**WHAT THE TASK REQUIRES**
Put each line of the records below into a numbered list, leaving out any blank lines.

**DATA LISTING**
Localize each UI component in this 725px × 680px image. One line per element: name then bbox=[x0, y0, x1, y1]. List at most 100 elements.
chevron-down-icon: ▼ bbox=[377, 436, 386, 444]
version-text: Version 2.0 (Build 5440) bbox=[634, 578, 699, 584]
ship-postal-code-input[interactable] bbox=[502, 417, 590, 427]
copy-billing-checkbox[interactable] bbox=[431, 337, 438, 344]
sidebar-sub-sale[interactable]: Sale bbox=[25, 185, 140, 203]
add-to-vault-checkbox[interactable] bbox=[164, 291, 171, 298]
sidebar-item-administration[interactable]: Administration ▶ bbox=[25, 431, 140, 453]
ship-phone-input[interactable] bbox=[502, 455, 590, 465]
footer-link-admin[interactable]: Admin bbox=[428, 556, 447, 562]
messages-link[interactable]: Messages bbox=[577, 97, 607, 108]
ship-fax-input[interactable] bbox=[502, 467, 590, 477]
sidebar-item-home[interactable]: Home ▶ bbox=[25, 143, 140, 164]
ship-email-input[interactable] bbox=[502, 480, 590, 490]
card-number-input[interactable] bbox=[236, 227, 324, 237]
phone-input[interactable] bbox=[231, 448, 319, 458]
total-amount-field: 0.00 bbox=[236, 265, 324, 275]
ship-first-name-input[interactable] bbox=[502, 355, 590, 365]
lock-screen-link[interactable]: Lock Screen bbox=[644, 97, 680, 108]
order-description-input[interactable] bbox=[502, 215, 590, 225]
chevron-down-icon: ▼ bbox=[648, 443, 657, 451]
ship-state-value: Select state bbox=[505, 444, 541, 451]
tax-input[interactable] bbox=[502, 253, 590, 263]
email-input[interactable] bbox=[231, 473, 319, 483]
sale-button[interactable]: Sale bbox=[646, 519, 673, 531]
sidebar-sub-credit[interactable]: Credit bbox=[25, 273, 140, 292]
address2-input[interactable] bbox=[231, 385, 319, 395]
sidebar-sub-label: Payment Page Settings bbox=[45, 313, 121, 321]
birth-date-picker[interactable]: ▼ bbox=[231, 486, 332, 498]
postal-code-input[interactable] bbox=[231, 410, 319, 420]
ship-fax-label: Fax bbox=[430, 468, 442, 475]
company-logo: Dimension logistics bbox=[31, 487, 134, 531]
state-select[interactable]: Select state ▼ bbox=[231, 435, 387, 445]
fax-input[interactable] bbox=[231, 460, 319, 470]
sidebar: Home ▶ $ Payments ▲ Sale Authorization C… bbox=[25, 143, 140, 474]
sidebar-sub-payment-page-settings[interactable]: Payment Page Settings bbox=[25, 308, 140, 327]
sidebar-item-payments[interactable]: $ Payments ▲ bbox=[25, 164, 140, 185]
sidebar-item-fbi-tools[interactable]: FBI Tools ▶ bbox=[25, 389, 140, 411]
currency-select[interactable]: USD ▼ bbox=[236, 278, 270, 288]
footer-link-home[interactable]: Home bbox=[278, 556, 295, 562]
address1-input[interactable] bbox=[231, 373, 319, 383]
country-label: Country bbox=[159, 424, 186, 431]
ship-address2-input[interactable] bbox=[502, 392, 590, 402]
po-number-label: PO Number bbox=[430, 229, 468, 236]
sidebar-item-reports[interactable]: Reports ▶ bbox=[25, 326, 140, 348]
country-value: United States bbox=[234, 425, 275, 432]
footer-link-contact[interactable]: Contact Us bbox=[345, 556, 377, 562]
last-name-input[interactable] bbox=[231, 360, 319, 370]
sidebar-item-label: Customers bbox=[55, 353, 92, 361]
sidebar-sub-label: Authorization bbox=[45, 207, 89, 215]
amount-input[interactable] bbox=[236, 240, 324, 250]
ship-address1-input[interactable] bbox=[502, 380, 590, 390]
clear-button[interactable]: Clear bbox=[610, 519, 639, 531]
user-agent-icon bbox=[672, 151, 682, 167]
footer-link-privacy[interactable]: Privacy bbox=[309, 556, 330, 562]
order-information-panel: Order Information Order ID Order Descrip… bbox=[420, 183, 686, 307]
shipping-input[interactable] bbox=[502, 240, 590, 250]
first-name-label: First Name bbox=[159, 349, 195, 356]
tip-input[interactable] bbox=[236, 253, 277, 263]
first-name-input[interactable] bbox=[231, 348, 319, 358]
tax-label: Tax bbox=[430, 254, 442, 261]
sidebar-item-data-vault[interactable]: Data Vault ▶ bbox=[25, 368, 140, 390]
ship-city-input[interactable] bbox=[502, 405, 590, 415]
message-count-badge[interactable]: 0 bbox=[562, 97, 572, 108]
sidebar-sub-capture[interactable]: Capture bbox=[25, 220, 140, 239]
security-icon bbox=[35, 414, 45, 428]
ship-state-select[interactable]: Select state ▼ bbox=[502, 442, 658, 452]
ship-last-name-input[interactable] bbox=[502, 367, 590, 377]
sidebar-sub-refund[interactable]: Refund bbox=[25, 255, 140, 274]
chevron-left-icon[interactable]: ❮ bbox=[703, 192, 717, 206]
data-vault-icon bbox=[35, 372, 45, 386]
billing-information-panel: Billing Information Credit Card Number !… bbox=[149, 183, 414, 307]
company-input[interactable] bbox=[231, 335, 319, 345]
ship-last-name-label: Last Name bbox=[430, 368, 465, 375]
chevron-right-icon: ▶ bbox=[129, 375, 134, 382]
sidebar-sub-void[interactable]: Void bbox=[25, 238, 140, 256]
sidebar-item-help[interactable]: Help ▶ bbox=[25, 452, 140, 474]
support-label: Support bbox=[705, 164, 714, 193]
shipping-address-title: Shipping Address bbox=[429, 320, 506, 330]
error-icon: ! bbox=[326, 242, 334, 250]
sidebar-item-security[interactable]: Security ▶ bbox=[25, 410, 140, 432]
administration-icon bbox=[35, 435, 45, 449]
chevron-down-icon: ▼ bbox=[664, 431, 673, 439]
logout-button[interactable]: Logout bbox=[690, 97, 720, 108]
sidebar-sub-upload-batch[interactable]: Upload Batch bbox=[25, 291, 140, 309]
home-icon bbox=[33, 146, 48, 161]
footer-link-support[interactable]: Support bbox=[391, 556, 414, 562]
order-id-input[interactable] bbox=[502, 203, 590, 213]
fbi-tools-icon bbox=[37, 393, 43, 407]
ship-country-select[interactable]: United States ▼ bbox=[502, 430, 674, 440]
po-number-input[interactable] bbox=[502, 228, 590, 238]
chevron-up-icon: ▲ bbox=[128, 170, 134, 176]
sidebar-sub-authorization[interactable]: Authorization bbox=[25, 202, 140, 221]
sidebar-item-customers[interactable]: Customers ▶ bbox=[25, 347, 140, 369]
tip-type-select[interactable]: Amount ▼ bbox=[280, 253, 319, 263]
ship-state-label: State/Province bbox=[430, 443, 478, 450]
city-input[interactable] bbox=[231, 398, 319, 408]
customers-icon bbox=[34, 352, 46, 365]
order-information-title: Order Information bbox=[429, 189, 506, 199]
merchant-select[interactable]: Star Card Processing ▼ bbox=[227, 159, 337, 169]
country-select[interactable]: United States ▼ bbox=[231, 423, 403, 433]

**EXERCISE RESULT**
1. Localize each UI component in this 725px × 680px image. One line per element: name then bbox=[x0, y0, x1, y1]. List at most 100 elements.
2. chevron-down-icon: ▼ bbox=[377, 436, 386, 444]
3. version-text: Version 2.0 (Build 5440) bbox=[634, 578, 699, 584]
4. ship-postal-code-input[interactable] bbox=[502, 417, 590, 427]
5. copy-billing-checkbox[interactable] bbox=[431, 337, 438, 344]
6. sidebar-sub-sale[interactable]: Sale bbox=[25, 185, 140, 203]
7. add-to-vault-checkbox[interactable] bbox=[164, 291, 171, 298]
8. sidebar-item-administration[interactable]: Administration ▶ bbox=[25, 431, 140, 453]
9. ship-phone-input[interactable] bbox=[502, 455, 590, 465]
10. footer-link-admin[interactable]: Admin bbox=[428, 556, 447, 562]
11. messages-link[interactable]: Messages bbox=[577, 97, 607, 108]
12. ship-fax-input[interactable] bbox=[502, 467, 590, 477]
13. sidebar-item-home[interactable]: Home ▶ bbox=[25, 143, 140, 164]
14. ship-email-input[interactable] bbox=[502, 480, 590, 490]
15. card-number-input[interactable] bbox=[236, 227, 324, 237]
16. phone-input[interactable] bbox=[231, 448, 319, 458]
17. total-amount-field: 0.00 bbox=[236, 265, 324, 275]
18. ship-first-name-input[interactable] bbox=[502, 355, 590, 365]
19. lock-screen-link[interactable]: Lock Screen bbox=[644, 97, 680, 108]
20. order-description-input[interactable] bbox=[502, 215, 590, 225]
21. chevron-down-icon: ▼ bbox=[648, 443, 657, 451]
22. ship-state-value: Select state bbox=[505, 444, 541, 451]
23. tax-input[interactable] bbox=[502, 253, 590, 263]
24. email-input[interactable] bbox=[231, 473, 319, 483]
25. sale-button[interactable]: Sale bbox=[646, 519, 673, 531]
26. sidebar-sub-credit[interactable]: Credit bbox=[25, 273, 140, 292]
27. address2-input[interactable] bbox=[231, 385, 319, 395]
28. sidebar-sub-label: Payment Page Settings bbox=[45, 313, 121, 321]
29. birth-date-picker[interactable]: ▼ bbox=[231, 486, 332, 498]
30. postal-code-input[interactable] bbox=[231, 410, 319, 420]
31. ship-fax-label: Fax bbox=[430, 468, 442, 475]
32. company-logo: Dimension logistics bbox=[31, 487, 134, 531]
33. state-select[interactable]: Select state ▼ bbox=[231, 435, 387, 445]
34. fax-input[interactable] bbox=[231, 460, 319, 470]
35. sidebar: Home ▶ $ Payments ▲ Sale Authorization C… bbox=[25, 143, 140, 474]
36. sidebar-sub-payment-page-settings[interactable]: Payment Page Settings bbox=[25, 308, 140, 327]
37. sidebar-item-payments[interactable]: $ Payments ▲ bbox=[25, 164, 140, 185]
38. sidebar-item-fbi-tools[interactable]: FBI Tools ▶ bbox=[25, 389, 140, 411]
39. currency-select[interactable]: USD ▼ bbox=[236, 278, 270, 288]
40. footer-link-home[interactable]: Home bbox=[278, 556, 295, 562]
41. address1-input[interactable] bbox=[231, 373, 319, 383]
42. country-label: Country bbox=[159, 424, 186, 431]
43. ship-address2-input[interactable] bbox=[502, 392, 590, 402]
44. po-number-label: PO Number bbox=[430, 229, 468, 236]
45. sidebar-item-reports[interactable]: Reports ▶ bbox=[25, 326, 140, 348]
46. country-value: United States bbox=[234, 425, 275, 432]
47. footer-link-contact[interactable]: Contact Us bbox=[345, 556, 377, 562]
48. last-name-input[interactable] bbox=[231, 360, 319, 370]
49. sidebar-item-label: Customers bbox=[55, 353, 92, 361]
50. sidebar-sub-label: Authorization bbox=[45, 207, 89, 215]
51. amount-input[interactable] bbox=[236, 240, 324, 250]
52. ship-address1-input[interactable] bbox=[502, 380, 590, 390]
53. clear-button[interactable]: Clear bbox=[610, 519, 639, 531]
54. user-agent-icon bbox=[672, 151, 682, 167]
55. footer-link-privacy[interactable]: Privacy bbox=[309, 556, 330, 562]
56. order-information-panel: Order Information Order ID Order Descrip… bbox=[420, 183, 686, 307]
57. shipping-input[interactable] bbox=[502, 240, 590, 250]
58. first-name-label: First Name bbox=[159, 349, 195, 356]
59. tip-input[interactable] bbox=[236, 253, 277, 263]
60. first-name-input[interactable] bbox=[231, 348, 319, 358]
61. tax-label: Tax bbox=[430, 254, 442, 261]
62. sidebar-item-data-vault[interactable]: Data Vault ▶ bbox=[25, 368, 140, 390]
63. ship-city-input[interactable] bbox=[502, 405, 590, 415]
64. message-count-badge[interactable]: 0 bbox=[562, 97, 572, 108]
65. sidebar-sub-capture[interactable]: Capture bbox=[25, 220, 140, 239]
66. security-icon bbox=[35, 414, 45, 428]
67. ship-state-select[interactable]: Select state ▼ bbox=[502, 442, 658, 452]
68. ship-last-name-input[interactable] bbox=[502, 367, 590, 377]
69. sidebar-sub-refund[interactable]: Refund bbox=[25, 255, 140, 274]
70. chevron-left-icon[interactable]: ❮ bbox=[703, 192, 717, 206]
71. data-vault-icon bbox=[35, 372, 45, 386]
72. billing-information-panel: Billing Information Credit Card Number !… bbox=[149, 183, 414, 307]
73. company-input[interactable] bbox=[231, 335, 319, 345]
74. ship-last-name-label: Last Name bbox=[430, 368, 465, 375]
75. chevron-right-icon: ▶ bbox=[129, 375, 134, 382]
76. sidebar-sub-void[interactable]: Void bbox=[25, 238, 140, 256]
77. sidebar-item-help[interactable]: Help ▶ bbox=[25, 452, 140, 474]
78. support-label: Support bbox=[705, 164, 714, 193]
79. shipping-address-title: Shipping Address bbox=[429, 320, 506, 330]
80. error-icon: ! bbox=[326, 242, 334, 250]
81. sidebar-item-security[interactable]: Security ▶ bbox=[25, 410, 140, 432]
82. administration-icon bbox=[35, 435, 45, 449]
83. chevron-down-icon: ▼ bbox=[664, 431, 673, 439]
84. logout-button[interactable]: Logout bbox=[690, 97, 720, 108]
85. sidebar-sub-upload-batch[interactable]: Upload Batch bbox=[25, 291, 140, 309]
86. home-icon bbox=[33, 146, 48, 161]
87. footer-link-support[interactable]: Support bbox=[391, 556, 414, 562]
88. order-id-input[interactable] bbox=[502, 203, 590, 213]
89. fbi-tools-icon bbox=[37, 393, 43, 407]
90. ship-country-select[interactable]: United States ▼ bbox=[502, 430, 674, 440]
91. po-number-input[interactable] bbox=[502, 228, 590, 238]
92. chevron-up-icon: ▲ bbox=[128, 170, 134, 176]
93. sidebar-sub-authorization[interactable]: Authorization bbox=[25, 202, 140, 221]
94. sidebar-item-customers[interactable]: Customers ▶ bbox=[25, 347, 140, 369]
95. tip-type-select[interactable]: Amount ▼ bbox=[280, 253, 319, 263]
96. ship-state-label: State/Province bbox=[430, 443, 478, 450]
97. city-input[interactable] bbox=[231, 398, 319, 408]
98. customers-icon bbox=[34, 352, 46, 365]
99. order-information-title: Order Information bbox=[429, 189, 506, 199]
100. merchant-select[interactable]: Star Card Processing ▼ bbox=[227, 159, 337, 169]
101. country-select[interactable]: United States ▼ bbox=[231, 423, 403, 433]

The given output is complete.